# [EXERCISE]
Where a line holds "this", copy it.
>> BEGIN SOURCE DATA
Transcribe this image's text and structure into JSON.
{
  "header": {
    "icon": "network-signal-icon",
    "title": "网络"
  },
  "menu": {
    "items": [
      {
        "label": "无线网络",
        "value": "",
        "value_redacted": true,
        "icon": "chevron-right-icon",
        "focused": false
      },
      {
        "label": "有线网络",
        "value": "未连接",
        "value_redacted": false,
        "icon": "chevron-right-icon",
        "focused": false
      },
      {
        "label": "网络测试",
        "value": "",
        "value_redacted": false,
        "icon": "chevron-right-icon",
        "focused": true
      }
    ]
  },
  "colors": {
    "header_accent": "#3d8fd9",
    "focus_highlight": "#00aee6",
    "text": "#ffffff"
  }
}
>> END SOURCE DATA
>> BEGIN SOURCE DATA
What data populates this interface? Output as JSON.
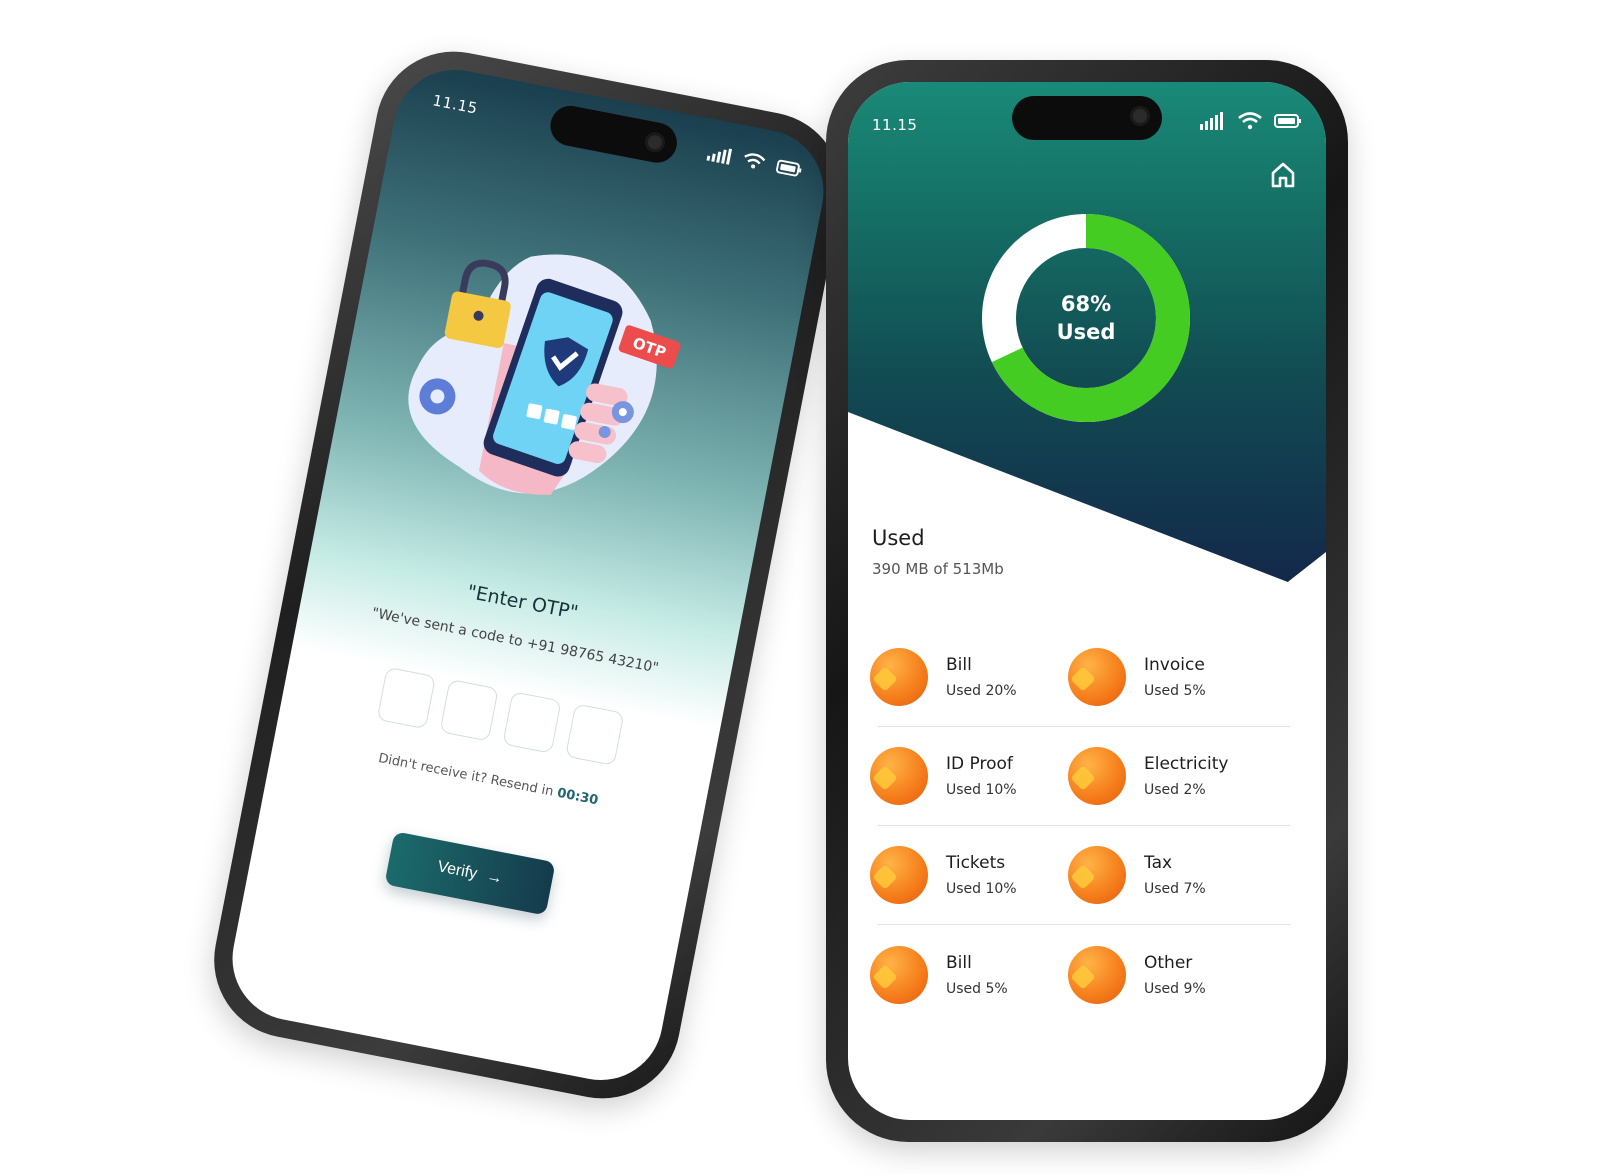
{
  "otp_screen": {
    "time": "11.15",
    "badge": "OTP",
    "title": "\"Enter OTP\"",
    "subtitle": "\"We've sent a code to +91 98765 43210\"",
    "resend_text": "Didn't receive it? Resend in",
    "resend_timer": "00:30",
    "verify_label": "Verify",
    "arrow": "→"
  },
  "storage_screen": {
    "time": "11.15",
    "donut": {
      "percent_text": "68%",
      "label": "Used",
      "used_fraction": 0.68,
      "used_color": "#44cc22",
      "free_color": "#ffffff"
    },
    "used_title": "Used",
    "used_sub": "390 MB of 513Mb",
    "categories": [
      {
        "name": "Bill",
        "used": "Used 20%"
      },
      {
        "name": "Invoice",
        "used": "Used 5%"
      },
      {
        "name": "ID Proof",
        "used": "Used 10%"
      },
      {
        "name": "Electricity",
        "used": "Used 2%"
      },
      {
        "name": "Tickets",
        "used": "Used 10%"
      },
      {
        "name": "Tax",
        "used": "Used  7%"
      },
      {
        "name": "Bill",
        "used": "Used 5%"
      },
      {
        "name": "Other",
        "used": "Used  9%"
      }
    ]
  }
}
>> END SOURCE DATA
# [TASK RESPONSE]
Transcribe this image's text and structure into JSON.
What data populates this interface? Output as JSON.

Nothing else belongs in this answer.